Records to process
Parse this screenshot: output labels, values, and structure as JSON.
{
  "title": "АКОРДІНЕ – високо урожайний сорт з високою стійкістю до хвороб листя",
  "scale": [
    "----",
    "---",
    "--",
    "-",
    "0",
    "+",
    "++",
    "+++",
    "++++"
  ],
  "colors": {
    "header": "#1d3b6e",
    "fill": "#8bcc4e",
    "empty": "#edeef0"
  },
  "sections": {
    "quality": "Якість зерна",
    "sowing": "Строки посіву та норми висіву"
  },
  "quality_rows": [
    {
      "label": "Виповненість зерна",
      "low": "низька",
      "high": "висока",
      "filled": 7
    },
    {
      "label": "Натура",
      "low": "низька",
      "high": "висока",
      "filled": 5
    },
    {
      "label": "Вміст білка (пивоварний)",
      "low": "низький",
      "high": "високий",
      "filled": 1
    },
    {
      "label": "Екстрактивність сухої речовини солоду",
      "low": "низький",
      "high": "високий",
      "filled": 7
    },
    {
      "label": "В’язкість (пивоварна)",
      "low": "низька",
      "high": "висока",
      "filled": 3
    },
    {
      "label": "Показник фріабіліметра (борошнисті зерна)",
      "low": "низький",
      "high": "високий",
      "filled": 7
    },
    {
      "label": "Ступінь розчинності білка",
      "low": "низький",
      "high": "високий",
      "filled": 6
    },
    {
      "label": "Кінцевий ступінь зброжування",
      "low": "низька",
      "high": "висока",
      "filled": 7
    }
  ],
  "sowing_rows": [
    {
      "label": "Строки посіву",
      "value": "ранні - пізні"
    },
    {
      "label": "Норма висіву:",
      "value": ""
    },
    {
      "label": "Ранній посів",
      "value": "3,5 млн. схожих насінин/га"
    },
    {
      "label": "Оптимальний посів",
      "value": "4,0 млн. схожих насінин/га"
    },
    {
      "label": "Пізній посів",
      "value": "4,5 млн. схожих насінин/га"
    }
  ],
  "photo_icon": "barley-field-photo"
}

Requirement
Filter the listing for the word "Строки" and copy every line that holds it.

Complete answer
    "sowing": "Строки посіву та норми висіву"
      "label": "Строки посіву",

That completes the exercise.